Exercise prompt:
Your task is to retype each line of the data below exactly.

▬▬▬▬▬▬

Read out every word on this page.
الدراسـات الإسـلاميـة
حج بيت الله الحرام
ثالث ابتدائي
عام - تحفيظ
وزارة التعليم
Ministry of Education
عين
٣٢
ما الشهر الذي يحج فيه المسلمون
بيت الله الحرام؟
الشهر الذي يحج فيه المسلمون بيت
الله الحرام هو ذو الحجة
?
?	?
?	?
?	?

▬▬▬▬▬▬

Solution for this exercise:
Read out every word on this page.
الدراسـات الإسـلاميـة
حج بيت الله الحرام
ثالث ابتدائي
عام - تحفيظ
وزارة التعليم
Ministry of Education
عين
٣٢
ما الشهر الذي يحج فيه المسلمون
بيت الله الحرام؟
الشهر الذي يحج فيه المسلمون بيت
الله الحرام هو ذو الحجة
?
?	?
?	?
?	?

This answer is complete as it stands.